--- PROVIDED RECORDS ---

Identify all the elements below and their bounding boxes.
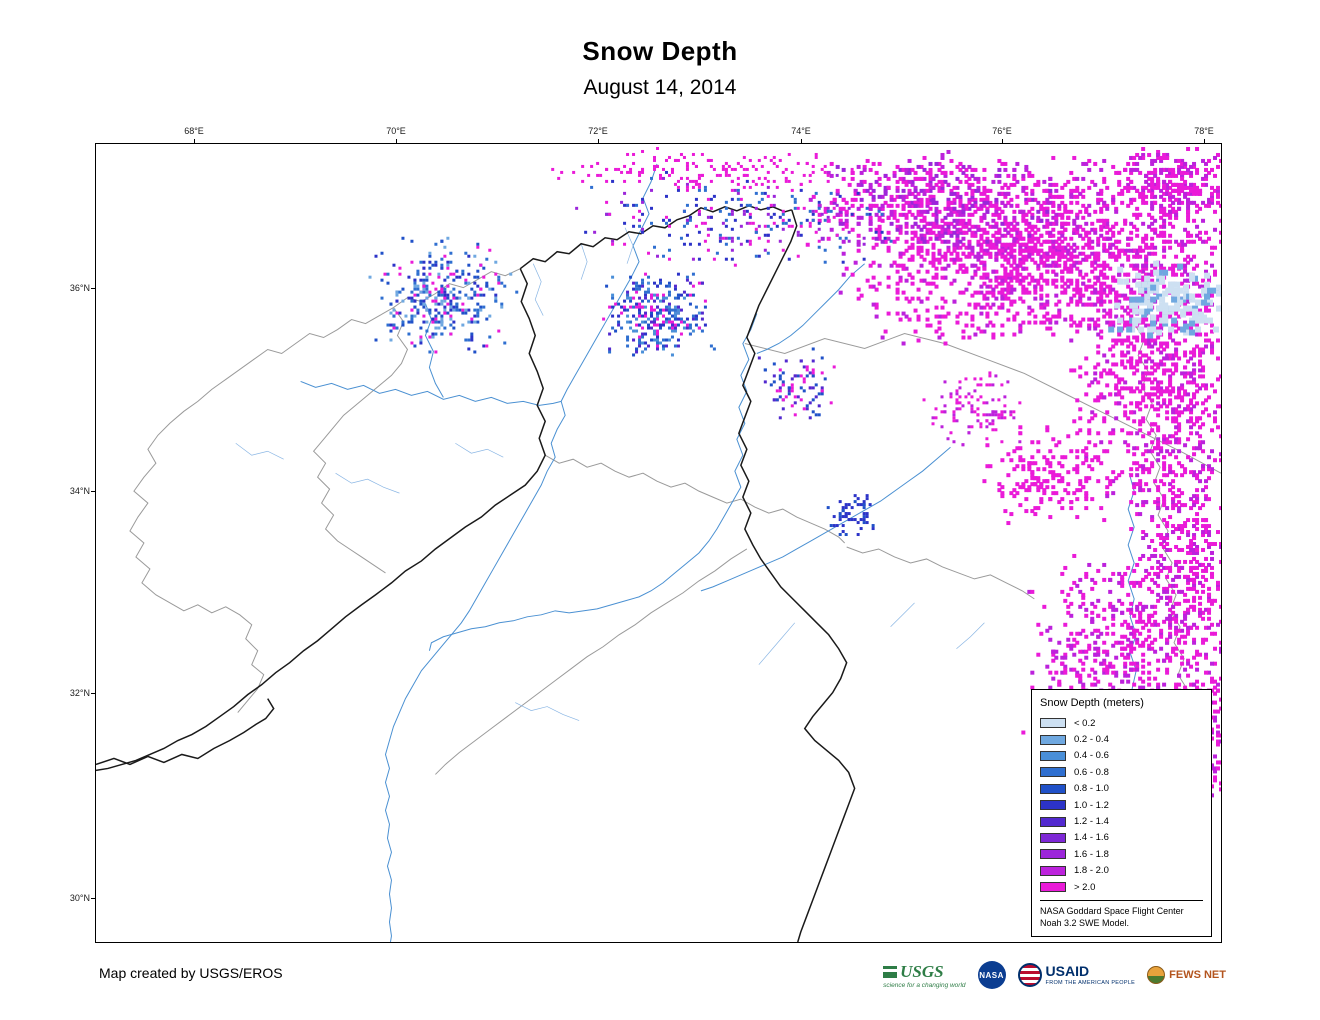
legend-swatch bbox=[1040, 734, 1066, 745]
page-title: Snow Depth bbox=[582, 36, 738, 66]
map-frame: Snow Depth (meters) < 0.2 0.2 - 0.4 0.4 - … bbox=[70, 126, 1222, 943]
usgs-wave-icon bbox=[883, 965, 898, 978]
lat-tick bbox=[91, 898, 96, 899]
lon-tick bbox=[194, 139, 195, 144]
lat-tick bbox=[91, 288, 96, 289]
legend-credit: NASA Goddard Space Flight Center Noah 3.… bbox=[1040, 900, 1203, 929]
legend-row: 1.0 - 1.2 bbox=[1040, 797, 1203, 813]
fewsnet-logo-text: FEWS NET bbox=[1169, 969, 1226, 981]
legend-label: 0.8 - 1.0 bbox=[1074, 783, 1109, 795]
usaid-tagline: FROM THE AMERICAN PEOPLE bbox=[1045, 980, 1136, 986]
legend-row: 1.4 - 1.6 bbox=[1040, 830, 1203, 846]
legend-title: Snow Depth (meters) bbox=[1040, 697, 1144, 709]
legend-swatch bbox=[1040, 882, 1066, 893]
fewsnet-logo: FEWS NET bbox=[1147, 966, 1226, 984]
legend-row: 0.4 - 0.6 bbox=[1040, 748, 1203, 764]
legend-credit-line2: Noah 3.2 SWE Model. bbox=[1040, 918, 1130, 929]
legend-credit-line1: NASA Goddard Space Flight Center bbox=[1040, 906, 1184, 917]
legend-swatch bbox=[1040, 718, 1066, 729]
legend-items: < 0.2 0.2 - 0.4 0.4 - 0.6 0.6 - 0.8 0.8 - 1.… bbox=[1040, 715, 1203, 895]
legend-row: > 2.0 bbox=[1040, 879, 1203, 895]
page-subtitle: August 14, 2014 bbox=[583, 76, 737, 99]
lon-tick bbox=[801, 139, 802, 144]
lon-label: 76°E bbox=[992, 126, 1012, 136]
legend-label: 1.8 - 2.0 bbox=[1074, 865, 1109, 877]
partner-logos: USGS science for a changing world NASA U… bbox=[883, 954, 1226, 996]
nasa-logo: NASA bbox=[977, 961, 1006, 989]
legend: Snow Depth (meters) < 0.2 0.2 - 0.4 0.4 - … bbox=[1031, 689, 1212, 937]
legend-label: 1.0 - 1.2 bbox=[1074, 799, 1109, 811]
lat-label: 32°N bbox=[69, 688, 90, 698]
legend-label: 0.2 - 0.4 bbox=[1074, 734, 1109, 746]
lon-tick bbox=[598, 139, 599, 144]
map-canvas bbox=[96, 146, 1221, 942]
usgs-logo-text: USGS bbox=[900, 961, 944, 981]
legend-row: 1.6 - 1.8 bbox=[1040, 846, 1203, 862]
legend-row: < 0.2 bbox=[1040, 715, 1203, 731]
legend-row: 0.2 - 0.4 bbox=[1040, 731, 1203, 747]
lon-label: 70°E bbox=[386, 126, 406, 136]
legend-swatch bbox=[1040, 783, 1066, 794]
lon-label: 68°E bbox=[184, 126, 204, 136]
legend-row: 1.8 - 2.0 bbox=[1040, 863, 1203, 879]
legend-label: 0.6 - 0.8 bbox=[1074, 766, 1109, 778]
lat-label: 34°N bbox=[69, 486, 90, 496]
legend-swatch bbox=[1040, 767, 1066, 778]
legend-label: 1.2 - 1.4 bbox=[1074, 816, 1109, 828]
lat-tick bbox=[91, 491, 96, 492]
usaid-logo-text: USAID bbox=[1045, 963, 1090, 979]
lon-label: 78°E bbox=[1194, 126, 1214, 136]
legend-row: 0.8 - 1.0 bbox=[1040, 781, 1203, 797]
legend-swatch bbox=[1040, 800, 1066, 811]
legend-label: > 2.0 bbox=[1074, 881, 1096, 893]
lat-label: 36°N bbox=[69, 283, 90, 293]
lon-label: 72°E bbox=[588, 126, 608, 136]
lon-tick bbox=[396, 139, 397, 144]
fews-globe-icon bbox=[1147, 966, 1166, 984]
legend-label: 0.4 - 0.6 bbox=[1074, 750, 1109, 762]
minor-streams bbox=[235, 227, 985, 721]
usgs-logo: USGS science for a changing world bbox=[883, 961, 966, 989]
legend-label: 1.4 - 1.6 bbox=[1074, 832, 1109, 844]
lon-tick bbox=[1002, 139, 1003, 144]
legend-swatch bbox=[1040, 750, 1066, 761]
usaid-seal-icon bbox=[1017, 963, 1042, 987]
lon-label: 74°E bbox=[791, 126, 811, 136]
usaid-logo: USAID FROM THE AMERICAN PEOPLE bbox=[1017, 963, 1136, 987]
legend-row: 0.6 - 0.8 bbox=[1040, 764, 1203, 780]
legend-swatch bbox=[1040, 865, 1066, 876]
lon-tick bbox=[1204, 139, 1205, 144]
lat-tick bbox=[91, 693, 96, 694]
legend-swatch bbox=[1040, 849, 1066, 860]
map-credit: Map created by USGS/EROS bbox=[99, 965, 283, 981]
watershed-boundaries bbox=[129, 268, 1221, 803]
legend-label: 1.6 - 1.8 bbox=[1074, 848, 1109, 860]
legend-swatch bbox=[1040, 832, 1066, 843]
legend-swatch bbox=[1040, 816, 1066, 827]
snow-depth-raster bbox=[368, 146, 1221, 798]
legend-row: 1.2 - 1.4 bbox=[1040, 813, 1203, 829]
lat-label: 30°N bbox=[69, 893, 90, 903]
legend-label: < 0.2 bbox=[1074, 717, 1096, 729]
usgs-tagline: science for a changing world bbox=[883, 981, 966, 989]
nasa-meatball-icon: NASA bbox=[977, 961, 1006, 989]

---

_WRITTEN TASK_
Take everything in the listing from the line with "legend-swatch bbox=[1040, 734, 1066, 745]" down to the line with "legend-row: > 2.0 bbox=[1040, 879, 1203, 895]", switch "legend-row" to "legend-entry" throughout, and keep the rest unchanged.

_RESULT OF THIS EXERCISE_
legend-swatch bbox=[1040, 734, 1066, 745]
page-title: Snow Depth bbox=[582, 36, 738, 66]
map-frame: Snow Depth (meters) < 0.2 0.2 - 0.4 0.4 - … bbox=[70, 126, 1222, 943]
usgs-wave-icon bbox=[883, 965, 898, 978]
lat-tick bbox=[91, 898, 96, 899]
lon-tick bbox=[194, 139, 195, 144]
lat-tick bbox=[91, 288, 96, 289]
legend-credit: NASA Goddard Space Flight Center Noah 3.… bbox=[1040, 900, 1203, 929]
legend-entry: 1.0 - 1.2 bbox=[1040, 797, 1203, 813]
fewsnet-logo-text: FEWS NET bbox=[1169, 969, 1226, 981]
legend-label: 0.8 - 1.0 bbox=[1074, 783, 1109, 795]
usaid-tagline: FROM THE AMERICAN PEOPLE bbox=[1045, 980, 1136, 986]
legend-entry: 1.4 - 1.6 bbox=[1040, 830, 1203, 846]
legend-title: Snow Depth (meters) bbox=[1040, 697, 1144, 709]
legend-swatch bbox=[1040, 882, 1066, 893]
fewsnet-logo: FEWS NET bbox=[1147, 966, 1226, 984]
legend-entry: 0.4 - 0.6 bbox=[1040, 748, 1203, 764]
legend-credit-line2: Noah 3.2 SWE Model. bbox=[1040, 918, 1130, 929]
legend-credit-line1: NASA Goddard Space Flight Center bbox=[1040, 906, 1184, 917]
legend-swatch bbox=[1040, 718, 1066, 729]
legend-items: < 0.2 0.2 - 0.4 0.4 - 0.6 0.6 - 0.8 0.8 - 1.… bbox=[1040, 715, 1203, 895]
legend-entry: > 2.0 bbox=[1040, 879, 1203, 895]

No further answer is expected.